§ The task: Pull every line of the entries that has the word "style".

§ Dataset extract:
* * *

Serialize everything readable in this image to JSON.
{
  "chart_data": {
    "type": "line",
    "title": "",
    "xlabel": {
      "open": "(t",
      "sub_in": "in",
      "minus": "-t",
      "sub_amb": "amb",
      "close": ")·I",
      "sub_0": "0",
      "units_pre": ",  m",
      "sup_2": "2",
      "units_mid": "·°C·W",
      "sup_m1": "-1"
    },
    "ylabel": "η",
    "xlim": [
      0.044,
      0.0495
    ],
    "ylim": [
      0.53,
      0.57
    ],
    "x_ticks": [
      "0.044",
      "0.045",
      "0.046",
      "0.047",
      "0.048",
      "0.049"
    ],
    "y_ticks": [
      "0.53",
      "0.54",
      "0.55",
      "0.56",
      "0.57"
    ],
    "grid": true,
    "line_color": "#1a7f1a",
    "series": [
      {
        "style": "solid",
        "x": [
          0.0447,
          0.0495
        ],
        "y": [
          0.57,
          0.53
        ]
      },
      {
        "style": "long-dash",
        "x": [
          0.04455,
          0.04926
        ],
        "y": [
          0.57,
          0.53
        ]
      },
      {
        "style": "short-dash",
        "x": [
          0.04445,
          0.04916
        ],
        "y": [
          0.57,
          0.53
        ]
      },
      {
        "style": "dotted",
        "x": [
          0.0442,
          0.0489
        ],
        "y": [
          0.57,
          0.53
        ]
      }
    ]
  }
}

* * *

§ Result below:
        "style": "solid",
        "style": "long-dash",
        "style": "short-dash",
        "style": "dotted",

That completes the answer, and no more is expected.